* Requirements:
An exact copy of the records is required, minus the pictures they hold.
--------
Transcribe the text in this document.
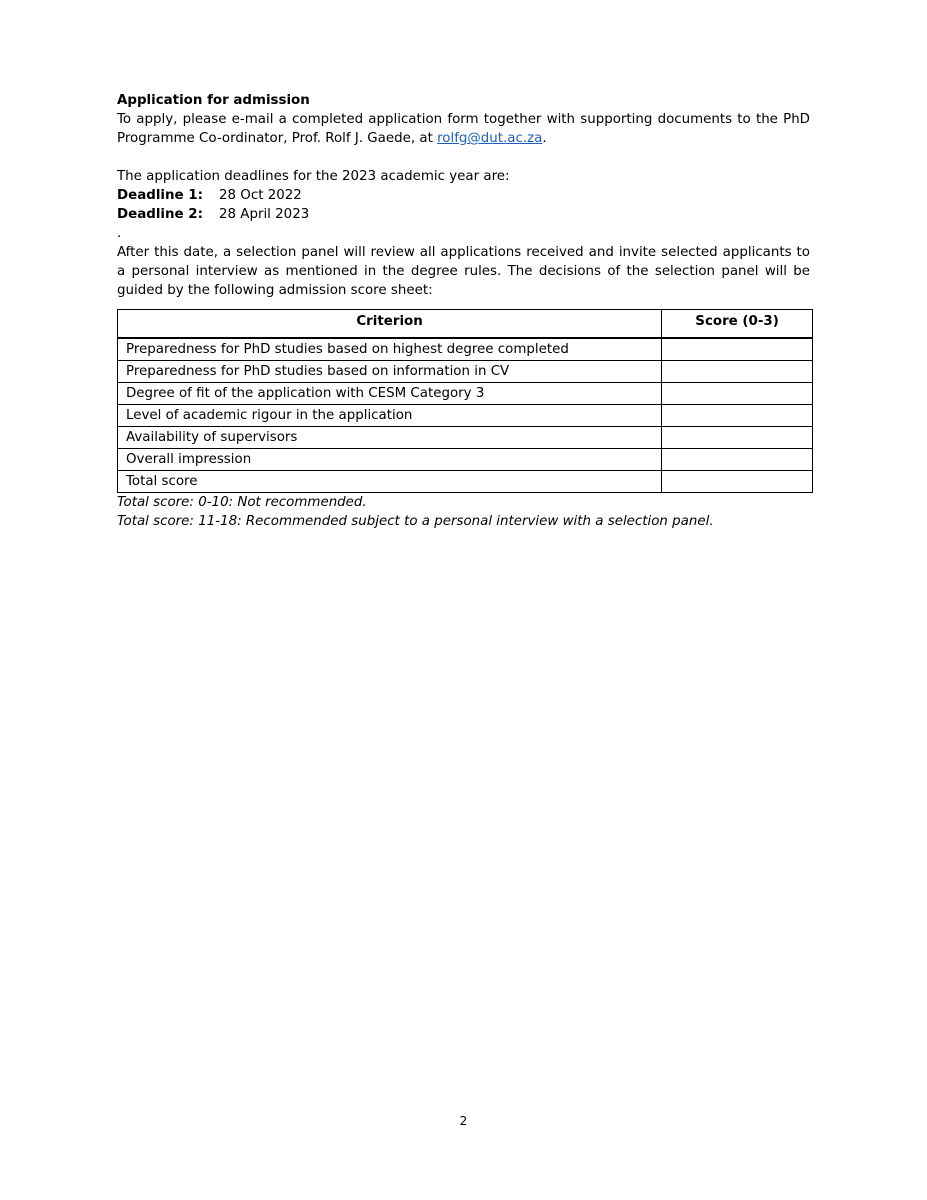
Application for admission

To apply, please e-mail a completed application form together with supporting documents to the PhD Programme Co-ordinator, Prof. Rolf J. Gaede, at rolfg@dut.ac.za.

The application deadlines for the 2023 academic year are:

Deadline 1:	28 Oct 2022
Deadline 2:	28 April 2023
.

After this date, a selection panel will review all applications received and invite selected applicants to a personal interview as mentioned in the degree rules. The decisions of the selection panel will be guided by the following admission score sheet:

Criterion	Score (0-3)
Preparedness for PhD studies based on highest degree completed	
Preparedness for PhD studies based on information in CV	
Degree of fit of the application with CESM Category 3	
Level of academic rigour in the application	
Availability of supervisors	
Overall impression	
Total score	

Total score: 0-10: Not recommended.

Total score: 11-18: Recommended subject to a personal interview with a selection panel.

2
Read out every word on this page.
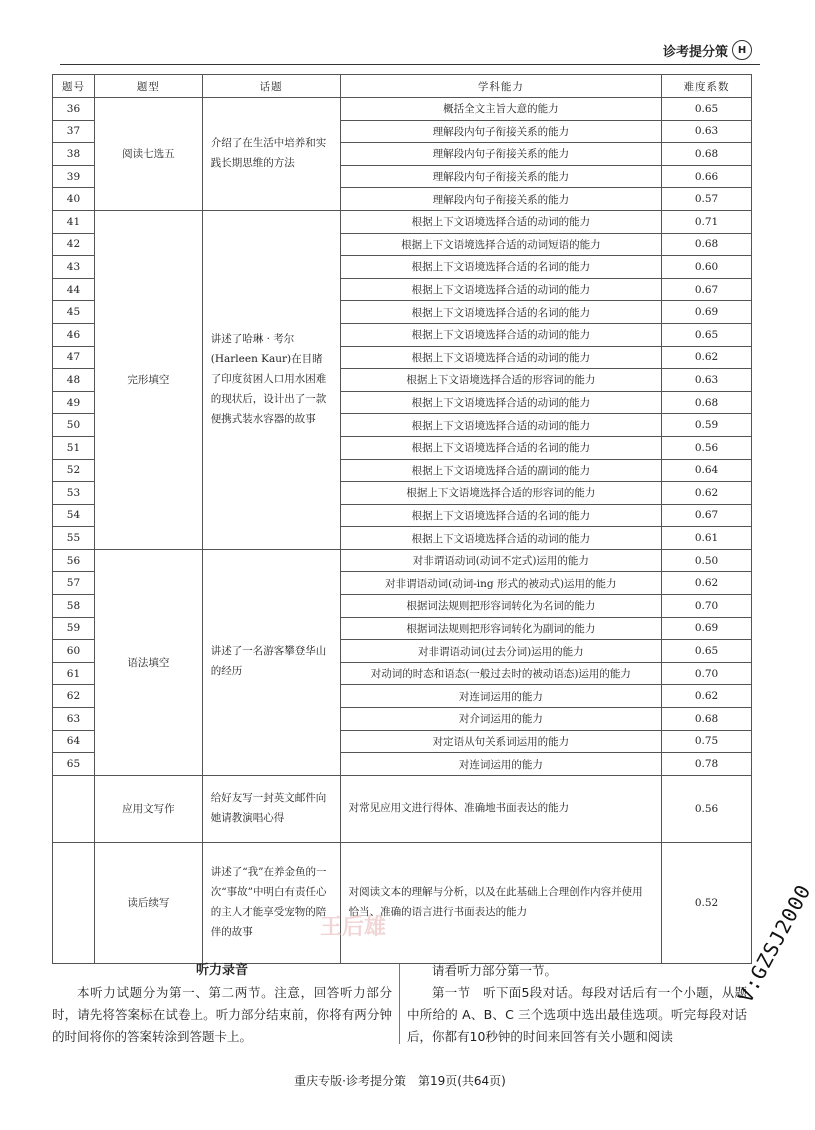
诊考提分策 H
题号	题型	话题	学科能力	难度系数
36	阅读七选五	介绍了在生活中培养和实践长期思维的方法	概括全文主旨大意的能力	0.65
37			理解段内句子衔接关系的能力	0.63
38			理解段内句子衔接关系的能力	0.68
39			理解段内句子衔接关系的能力	0.66
40			理解段内句子衔接关系的能力	0.57
41	完形填空	讲述了哈琳 · 考尔(Harleen Kaur)在目睹了印度贫困人口用水困难的现状后，设计出了一款便携式装水容器的故事	根据上下文语境选择合适的动词的能力	0.71
42			根据上下文语境选择合适的动词短语的能力	0.68
43			根据上下文语境选择合适的名词的能力	0.60
44			根据上下文语境选择合适的动词的能力	0.67
45			根据上下文语境选择合适的名词的能力	0.69
46			根据上下文语境选择合适的动词的能力	0.65
47			根据上下文语境选择合适的动词的能力	0.62
48			根据上下文语境选择合适的形容词的能力	0.63
49			根据上下文语境选择合适的动词的能力	0.68
50			根据上下文语境选择合适的动词的能力	0.59
51			根据上下文语境选择合适的名词的能力	0.56
52			根据上下文语境选择合适的副词的能力	0.64
53			根据上下文语境选择合适的形容词的能力	0.62
54			根据上下文语境选择合适的名词的能力	0.67
55			根据上下文语境选择合适的动词的能力	0.61
56	语法填空	讲述了一名游客攀登华山的经历	对非谓语动词(动词不定式)运用的能力	0.50
57			对非谓语动词(动词-ing 形式的被动式)运用的能力	0.62
58			根据词法规则把形容词转化为名词的能力	0.70
59			根据词法规则把形容词转化为副词的能力	0.69
60			对非谓语动词(过去分词)运用的能力	0.65
61			对动词的时态和语态(一般过去时的被动语态)运用的能力	0.70
62			对连词运用的能力	0.62
63			对介词运用的能力	0.68
64			对定语从句关系词运用的能力	0.75
65			对连词运用的能力	0.78
	应用文写作	给好友写一封英文邮件向她请教演唱心得	对常见应用文进行得体、准确地书面表达的能力	0.56
	读后续写	讲述了“我”在养金鱼的一次“事故”中明白有责任心的主人才能享受宠物的陪伴的故事	对阅读文本的理解与分析，以及在此基础上合理创作内容并使用恰当、准确的语言进行书面表达的能力	0.52
听力录音

本听力试题分为第一、第二两节。注意，回答听力部分时，请先将答案标在试卷上。听力部分结束前，你将有两分钟的时间将你的答案转涂到答题卡上。

请看听力部分第一节。

第一节　听下面5段对话。每段对话后有一个小题，从题中所给的 A、B、C 三个选项中选出最佳选项。听完每段对话后，你都有10秒钟的时间来回答有关小题和阅读

王后雄	V:GZSJ2000
重庆专版·诊考提分策　第19页(共64页)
--------
* Full output:
Transcribe the text in this document.
Application for admission

To apply, please e-mail a completed application form together with supporting documents to the PhD Programme Co-ordinator, Prof. Rolf J. Gaede, at rolfg@dut.ac.za.

The application deadlines for the 2023 academic year are:

Deadline 1:	28 Oct 2022
Deadline 2:	28 April 2023
.

After this date, a selection panel will review all applications received and invite selected applicants to a personal interview as mentioned in the degree rules. The decisions of the selection panel will be guided by the following admission score sheet:

Criterion	Score (0-3)
Preparedness for PhD studies based on highest degree completed	
Preparedness for PhD studies based on information in CV	
Degree of fit of the application with CESM Category 3	
Level of academic rigour in the application	
Availability of supervisors	
Overall impression	
Total score	

Total score: 0-10: Not recommended.

Total score: 11-18: Recommended subject to a personal interview with a selection panel.

2
Read out every word on this page.
诊考提分策 H
题号	题型	话题	学科能力	难度系数
36	阅读七选五	介绍了在生活中培养和实践长期思维的方法	概括全文主旨大意的能力	0.65
37			理解段内句子衔接关系的能力	0.63
38			理解段内句子衔接关系的能力	0.68
39			理解段内句子衔接关系的能力	0.66
40			理解段内句子衔接关系的能力	0.57
41	完形填空	讲述了哈琳 · 考尔(Harleen Kaur)在目睹了印度贫困人口用水困难的现状后，设计出了一款便携式装水容器的故事	根据上下文语境选择合适的动词的能力	0.71
42			根据上下文语境选择合适的动词短语的能力	0.68
43			根据上下文语境选择合适的名词的能力	0.60
44			根据上下文语境选择合适的动词的能力	0.67
45			根据上下文语境选择合适的名词的能力	0.69
46			根据上下文语境选择合适的动词的能力	0.65
47			根据上下文语境选择合适的动词的能力	0.62
48			根据上下文语境选择合适的形容词的能力	0.63
49			根据上下文语境选择合适的动词的能力	0.68
50			根据上下文语境选择合适的动词的能力	0.59
51			根据上下文语境选择合适的名词的能力	0.56
52			根据上下文语境选择合适的副词的能力	0.64
53			根据上下文语境选择合适的形容词的能力	0.62
54			根据上下文语境选择合适的名词的能力	0.67
55			根据上下文语境选择合适的动词的能力	0.61
56	语法填空	讲述了一名游客攀登华山的经历	对非谓语动词(动词不定式)运用的能力	0.50
57			对非谓语动词(动词-ing 形式的被动式)运用的能力	0.62
58			根据词法规则把形容词转化为名词的能力	0.70
59			根据词法规则把形容词转化为副词的能力	0.69
60			对非谓语动词(过去分词)运用的能力	0.65
61			对动词的时态和语态(一般过去时的被动语态)运用的能力	0.70
62			对连词运用的能力	0.62
63			对介词运用的能力	0.68
64			对定语从句关系词运用的能力	0.75
65			对连词运用的能力	0.78
	应用文写作	给好友写一封英文邮件向她请教演唱心得	对常见应用文进行得体、准确地书面表达的能力	0.56
	读后续写	讲述了“我”在养金鱼的一次“事故”中明白有责任心的主人才能享受宠物的陪伴的故事	对阅读文本的理解与分析，以及在此基础上合理创作内容并使用恰当、准确的语言进行书面表达的能力	0.52
听力录音

本听力试题分为第一、第二两节。注意，回答听力部分时，请先将答案标在试卷上。听力部分结束前，你将有两分钟的时间将你的答案转涂到答题卡上。

请看听力部分第一节。

第一节　听下面5段对话。每段对话后有一个小题，从题中所给的 A、B、C 三个选项中选出最佳选项。听完每段对话后，你都有10秒钟的时间来回答有关小题和阅读

王后雄	V:GZSJ2000
重庆专版·诊考提分策　第19页(共64页)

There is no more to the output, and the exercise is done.